Problem » Only the lines from the one with "Enumerate this screenshot's" onward are wanted, through the last line of the entries, set down exactly.

Task inputs »
▼

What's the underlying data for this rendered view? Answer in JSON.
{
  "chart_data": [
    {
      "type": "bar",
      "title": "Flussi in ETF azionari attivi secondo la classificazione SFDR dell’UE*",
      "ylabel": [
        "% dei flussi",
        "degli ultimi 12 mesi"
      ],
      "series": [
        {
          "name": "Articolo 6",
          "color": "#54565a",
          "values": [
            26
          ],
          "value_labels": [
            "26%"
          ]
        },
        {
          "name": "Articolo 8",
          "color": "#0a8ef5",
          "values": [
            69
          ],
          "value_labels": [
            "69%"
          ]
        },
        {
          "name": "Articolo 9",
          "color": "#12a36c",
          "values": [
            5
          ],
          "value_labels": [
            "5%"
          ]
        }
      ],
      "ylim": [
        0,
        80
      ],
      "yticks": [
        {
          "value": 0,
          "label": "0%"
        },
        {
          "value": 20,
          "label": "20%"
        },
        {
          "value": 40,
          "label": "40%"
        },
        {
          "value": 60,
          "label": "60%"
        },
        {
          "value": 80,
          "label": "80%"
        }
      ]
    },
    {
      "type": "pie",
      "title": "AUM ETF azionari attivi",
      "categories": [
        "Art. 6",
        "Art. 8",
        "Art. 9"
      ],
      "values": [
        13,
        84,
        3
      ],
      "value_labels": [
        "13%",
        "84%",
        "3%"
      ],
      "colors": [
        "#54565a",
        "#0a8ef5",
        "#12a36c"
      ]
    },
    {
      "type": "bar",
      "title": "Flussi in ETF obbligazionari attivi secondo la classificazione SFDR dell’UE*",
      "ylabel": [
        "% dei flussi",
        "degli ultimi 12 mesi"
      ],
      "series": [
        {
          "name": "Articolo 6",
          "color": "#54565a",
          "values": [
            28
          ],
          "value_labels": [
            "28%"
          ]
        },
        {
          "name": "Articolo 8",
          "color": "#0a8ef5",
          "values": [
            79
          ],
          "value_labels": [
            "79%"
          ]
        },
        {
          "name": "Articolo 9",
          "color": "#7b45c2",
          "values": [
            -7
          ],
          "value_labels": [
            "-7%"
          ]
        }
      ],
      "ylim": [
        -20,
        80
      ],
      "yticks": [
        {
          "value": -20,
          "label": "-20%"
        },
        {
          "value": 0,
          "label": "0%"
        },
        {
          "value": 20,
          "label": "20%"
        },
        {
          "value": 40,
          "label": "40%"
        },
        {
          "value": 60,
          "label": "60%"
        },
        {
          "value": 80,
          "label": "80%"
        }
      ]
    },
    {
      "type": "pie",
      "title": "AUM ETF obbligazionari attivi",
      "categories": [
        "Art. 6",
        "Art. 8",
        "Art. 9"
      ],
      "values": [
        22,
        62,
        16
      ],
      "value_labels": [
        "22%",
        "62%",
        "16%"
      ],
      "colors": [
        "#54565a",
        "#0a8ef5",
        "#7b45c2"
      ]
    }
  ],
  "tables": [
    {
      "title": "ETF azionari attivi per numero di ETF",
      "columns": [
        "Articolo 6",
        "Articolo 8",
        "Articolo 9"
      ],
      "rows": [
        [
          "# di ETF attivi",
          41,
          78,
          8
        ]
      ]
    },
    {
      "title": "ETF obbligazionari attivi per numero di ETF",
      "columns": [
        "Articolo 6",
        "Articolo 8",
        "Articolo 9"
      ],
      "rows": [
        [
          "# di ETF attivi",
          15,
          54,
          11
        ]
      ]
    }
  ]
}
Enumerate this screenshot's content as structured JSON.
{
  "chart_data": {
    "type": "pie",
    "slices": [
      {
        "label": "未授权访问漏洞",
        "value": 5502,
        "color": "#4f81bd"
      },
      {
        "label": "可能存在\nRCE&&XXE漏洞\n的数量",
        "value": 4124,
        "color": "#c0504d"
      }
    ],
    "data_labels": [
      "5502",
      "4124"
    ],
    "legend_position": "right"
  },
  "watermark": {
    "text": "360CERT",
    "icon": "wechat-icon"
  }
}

▲

Exercise response »
Enumerate this screenshot's content as structured JSON.
{
  "chart_data": {
    "type": "pie",
    "slices": [
      {
        "label": "未授权访问漏洞",
        "value": 5502,
        "color": "#4f81bd"
      },
      {
        "label": "可能存在\nRCE&&XXE漏洞\n的数量",
        "value": 4124,
        "color": "#c0504d"
      }
    ],
    "data_labels": [
      "5502",
      "4124"
    ],
    "legend_position": "right"
  },
  "watermark": {
    "text": "360CERT",
    "icon": "wechat-icon"
  }
}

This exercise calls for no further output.